> _EXERCISE AIM_
Exact reproduction is required for all entries.

> _PROVIDED DATA_
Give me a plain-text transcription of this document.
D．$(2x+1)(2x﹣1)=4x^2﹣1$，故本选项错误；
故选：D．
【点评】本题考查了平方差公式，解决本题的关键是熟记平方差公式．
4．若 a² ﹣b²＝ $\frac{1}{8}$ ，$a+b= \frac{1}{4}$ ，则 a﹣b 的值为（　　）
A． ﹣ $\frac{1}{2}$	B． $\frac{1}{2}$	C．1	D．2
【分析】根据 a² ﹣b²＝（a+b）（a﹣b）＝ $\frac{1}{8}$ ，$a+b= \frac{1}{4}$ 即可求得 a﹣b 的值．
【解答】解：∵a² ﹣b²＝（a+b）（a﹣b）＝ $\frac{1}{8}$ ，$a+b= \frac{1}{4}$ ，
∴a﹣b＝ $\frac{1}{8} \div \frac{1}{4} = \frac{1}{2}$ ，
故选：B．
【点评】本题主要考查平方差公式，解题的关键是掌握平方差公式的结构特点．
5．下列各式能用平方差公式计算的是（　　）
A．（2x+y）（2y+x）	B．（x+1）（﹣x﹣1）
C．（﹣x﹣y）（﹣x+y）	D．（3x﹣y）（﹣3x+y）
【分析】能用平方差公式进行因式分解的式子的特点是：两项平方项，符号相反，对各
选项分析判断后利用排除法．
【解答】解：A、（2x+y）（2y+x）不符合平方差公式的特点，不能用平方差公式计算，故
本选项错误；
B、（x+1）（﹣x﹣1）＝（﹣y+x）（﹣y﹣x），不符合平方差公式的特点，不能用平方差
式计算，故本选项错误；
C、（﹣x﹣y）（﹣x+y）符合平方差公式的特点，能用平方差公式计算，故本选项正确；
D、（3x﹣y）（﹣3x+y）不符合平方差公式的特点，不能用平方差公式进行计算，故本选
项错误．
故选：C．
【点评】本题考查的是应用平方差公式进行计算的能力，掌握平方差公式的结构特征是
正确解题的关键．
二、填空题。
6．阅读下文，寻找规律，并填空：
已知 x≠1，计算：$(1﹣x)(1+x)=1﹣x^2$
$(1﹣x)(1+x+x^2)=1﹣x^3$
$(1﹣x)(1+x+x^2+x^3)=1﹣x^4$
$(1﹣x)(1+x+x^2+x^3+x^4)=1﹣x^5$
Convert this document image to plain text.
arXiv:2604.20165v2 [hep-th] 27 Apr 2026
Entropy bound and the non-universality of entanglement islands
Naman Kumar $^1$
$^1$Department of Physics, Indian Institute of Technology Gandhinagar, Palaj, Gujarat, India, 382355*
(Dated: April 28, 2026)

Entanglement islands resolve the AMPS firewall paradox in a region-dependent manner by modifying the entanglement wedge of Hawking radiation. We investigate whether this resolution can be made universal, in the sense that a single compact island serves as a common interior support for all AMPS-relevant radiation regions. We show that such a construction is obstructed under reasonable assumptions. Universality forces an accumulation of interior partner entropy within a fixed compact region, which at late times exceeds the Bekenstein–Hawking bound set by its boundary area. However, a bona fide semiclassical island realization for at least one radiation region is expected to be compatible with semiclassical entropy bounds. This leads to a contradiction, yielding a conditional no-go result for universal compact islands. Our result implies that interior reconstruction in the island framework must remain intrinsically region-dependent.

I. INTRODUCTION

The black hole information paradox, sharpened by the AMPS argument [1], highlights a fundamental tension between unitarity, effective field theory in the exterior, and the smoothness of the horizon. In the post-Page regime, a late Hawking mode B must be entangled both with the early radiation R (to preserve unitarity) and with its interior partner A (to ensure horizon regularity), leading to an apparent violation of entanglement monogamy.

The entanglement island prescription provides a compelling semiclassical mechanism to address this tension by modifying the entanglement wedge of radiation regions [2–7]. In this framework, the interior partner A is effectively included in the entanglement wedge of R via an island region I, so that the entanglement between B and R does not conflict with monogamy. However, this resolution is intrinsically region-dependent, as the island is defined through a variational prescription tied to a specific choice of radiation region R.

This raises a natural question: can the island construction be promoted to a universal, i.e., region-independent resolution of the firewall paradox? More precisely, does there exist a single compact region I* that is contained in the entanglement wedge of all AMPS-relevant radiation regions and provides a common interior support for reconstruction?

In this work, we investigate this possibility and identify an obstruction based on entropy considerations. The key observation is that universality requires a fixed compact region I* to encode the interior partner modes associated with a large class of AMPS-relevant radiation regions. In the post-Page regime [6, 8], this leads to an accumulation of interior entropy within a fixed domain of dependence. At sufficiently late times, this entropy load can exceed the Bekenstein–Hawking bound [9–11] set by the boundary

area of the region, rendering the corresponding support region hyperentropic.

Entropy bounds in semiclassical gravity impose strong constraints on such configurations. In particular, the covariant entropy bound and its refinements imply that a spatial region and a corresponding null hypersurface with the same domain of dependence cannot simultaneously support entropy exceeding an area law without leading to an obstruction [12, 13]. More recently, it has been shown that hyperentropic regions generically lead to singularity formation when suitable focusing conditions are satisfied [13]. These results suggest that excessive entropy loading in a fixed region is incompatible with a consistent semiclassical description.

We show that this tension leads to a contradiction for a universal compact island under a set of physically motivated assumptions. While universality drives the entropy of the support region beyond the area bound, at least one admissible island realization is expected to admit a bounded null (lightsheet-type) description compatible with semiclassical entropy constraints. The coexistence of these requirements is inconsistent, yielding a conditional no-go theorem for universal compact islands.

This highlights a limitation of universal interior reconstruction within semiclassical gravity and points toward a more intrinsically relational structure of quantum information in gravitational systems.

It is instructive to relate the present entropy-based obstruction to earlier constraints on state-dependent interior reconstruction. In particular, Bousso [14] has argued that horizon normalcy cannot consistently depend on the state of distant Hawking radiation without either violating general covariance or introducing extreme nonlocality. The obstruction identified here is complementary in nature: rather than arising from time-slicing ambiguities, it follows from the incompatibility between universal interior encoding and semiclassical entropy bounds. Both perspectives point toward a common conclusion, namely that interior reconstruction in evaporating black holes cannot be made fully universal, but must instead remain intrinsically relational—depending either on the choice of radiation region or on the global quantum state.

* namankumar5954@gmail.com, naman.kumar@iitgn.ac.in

> _EXPECTED ANSWER_
Give me a plain-text transcription of this document.
D．$(2x+1)(2x﹣1)=4x^2﹣1$，故本选项错误；
故选：D．
【点评】本题考查了平方差公式，解决本题的关键是熟记平方差公式．
4．若 a² ﹣b²＝ $\frac{1}{8}$ ，$a+b= \frac{1}{4}$ ，则 a﹣b 的值为（　　）
A． ﹣ $\frac{1}{2}$	B． $\frac{1}{2}$	C．1	D．2
【分析】根据 a² ﹣b²＝（a+b）（a﹣b）＝ $\frac{1}{8}$ ，$a+b= \frac{1}{4}$ 即可求得 a﹣b 的值．
【解答】解：∵a² ﹣b²＝（a+b）（a﹣b）＝ $\frac{1}{8}$ ，$a+b= \frac{1}{4}$ ，
∴a﹣b＝ $\frac{1}{8} \div \frac{1}{4} = \frac{1}{2}$ ，
故选：B．
【点评】本题主要考查平方差公式，解题的关键是掌握平方差公式的结构特点．
5．下列各式能用平方差公式计算的是（　　）
A．（2x+y）（2y+x）	B．（x+1）（﹣x﹣1）
C．（﹣x﹣y）（﹣x+y）	D．（3x﹣y）（﹣3x+y）
【分析】能用平方差公式进行因式分解的式子的特点是：两项平方项，符号相反，对各
选项分析判断后利用排除法．
【解答】解：A、（2x+y）（2y+x）不符合平方差公式的特点，不能用平方差公式计算，故
本选项错误；
B、（x+1）（﹣x﹣1）＝（﹣y+x）（﹣y﹣x），不符合平方差公式的特点，不能用平方差
式计算，故本选项错误；
C、（﹣x﹣y）（﹣x+y）符合平方差公式的特点，能用平方差公式计算，故本选项正确；
D、（3x﹣y）（﹣3x+y）不符合平方差公式的特点，不能用平方差公式进行计算，故本选
项错误．
故选：C．
【点评】本题考查的是应用平方差公式进行计算的能力，掌握平方差公式的结构特征是
正确解题的关键．
二、填空题。
6．阅读下文，寻找规律，并填空：
已知 x≠1，计算：$(1﹣x)(1+x)=1﹣x^2$
$(1﹣x)(1+x+x^2)=1﹣x^3$
$(1﹣x)(1+x+x^2+x^3)=1﹣x^4$
$(1﹣x)(1+x+x^2+x^3+x^4)=1﹣x^5$
Convert this document image to plain text.
arXiv:2604.20165v2 [hep-th] 27 Apr 2026
Entropy bound and the non-universality of entanglement islands
Naman Kumar $^1$
$^1$Department of Physics, Indian Institute of Technology Gandhinagar, Palaj, Gujarat, India, 382355*
(Dated: April 28, 2026)

Entanglement islands resolve the AMPS firewall paradox in a region-dependent manner by modifying the entanglement wedge of Hawking radiation. We investigate whether this resolution can be made universal, in the sense that a single compact island serves as a common interior support for all AMPS-relevant radiation regions. We show that such a construction is obstructed under reasonable assumptions. Universality forces an accumulation of interior partner entropy within a fixed compact region, which at late times exceeds the Bekenstein–Hawking bound set by its boundary area. However, a bona fide semiclassical island realization for at least one radiation region is expected to be compatible with semiclassical entropy bounds. This leads to a contradiction, yielding a conditional no-go result for universal compact islands. Our result implies that interior reconstruction in the island framework must remain intrinsically region-dependent.

I. INTRODUCTION

The black hole information paradox, sharpened by the AMPS argument [1], highlights a fundamental tension between unitarity, effective field theory in the exterior, and the smoothness of the horizon. In the post-Page regime, a late Hawking mode B must be entangled both with the early radiation R (to preserve unitarity) and with its interior partner A (to ensure horizon regularity), leading to an apparent violation of entanglement monogamy.

The entanglement island prescription provides a compelling semiclassical mechanism to address this tension by modifying the entanglement wedge of radiation regions [2–7]. In this framework, the interior partner A is effectively included in the entanglement wedge of R via an island region I, so that the entanglement between B and R does not conflict with monogamy. However, this resolution is intrinsically region-dependent, as the island is defined through a variational prescription tied to a specific choice of radiation region R.

This raises a natural question: can the island construction be promoted to a universal, i.e., region-independent resolution of the firewall paradox? More precisely, does there exist a single compact region I* that is contained in the entanglement wedge of all AMPS-relevant radiation regions and provides a common interior support for reconstruction?

In this work, we investigate this possibility and identify an obstruction based on entropy considerations. The key observation is that universality requires a fixed compact region I* to encode the interior partner modes associated with a large class of AMPS-relevant radiation regions. In the post-Page regime [6, 8], this leads to an accumulation of interior entropy within a fixed domain of dependence. At sufficiently late times, this entropy load can exceed the Bekenstein–Hawking bound [9–11] set by the boundary

area of the region, rendering the corresponding support region hyperentropic.

Entropy bounds in semiclassical gravity impose strong constraints on such configurations. In particular, the covariant entropy bound and its refinements imply that a spatial region and a corresponding null hypersurface with the same domain of dependence cannot simultaneously support entropy exceeding an area law without leading to an obstruction [12, 13]. More recently, it has been shown that hyperentropic regions generically lead to singularity formation when suitable focusing conditions are satisfied [13]. These results suggest that excessive entropy loading in a fixed region is incompatible with a consistent semiclassical description.

We show that this tension leads to a contradiction for a universal compact island under a set of physically motivated assumptions. While universality drives the entropy of the support region beyond the area bound, at least one admissible island realization is expected to admit a bounded null (lightsheet-type) description compatible with semiclassical entropy constraints. The coexistence of these requirements is inconsistent, yielding a conditional no-go theorem for universal compact islands.

This highlights a limitation of universal interior reconstruction within semiclassical gravity and points toward a more intrinsically relational structure of quantum information in gravitational systems.

It is instructive to relate the present entropy-based obstruction to earlier constraints on state-dependent interior reconstruction. In particular, Bousso [14] has argued that horizon normalcy cannot consistently depend on the state of distant Hawking radiation without either violating general covariance or introducing extreme nonlocality. The obstruction identified here is complementary in nature: rather than arising from time-slicing ambiguities, it follows from the incompatibility between universal interior encoding and semiclassical entropy bounds. Both perspectives point toward a common conclusion, namely that interior reconstruction in evaporating black holes cannot be made fully universal, but must instead remain intrinsically relational—depending either on the choice of radiation region or on the global quantum state.

* namankumar5954@gmail.com, naman.kumar@iitgn.ac.in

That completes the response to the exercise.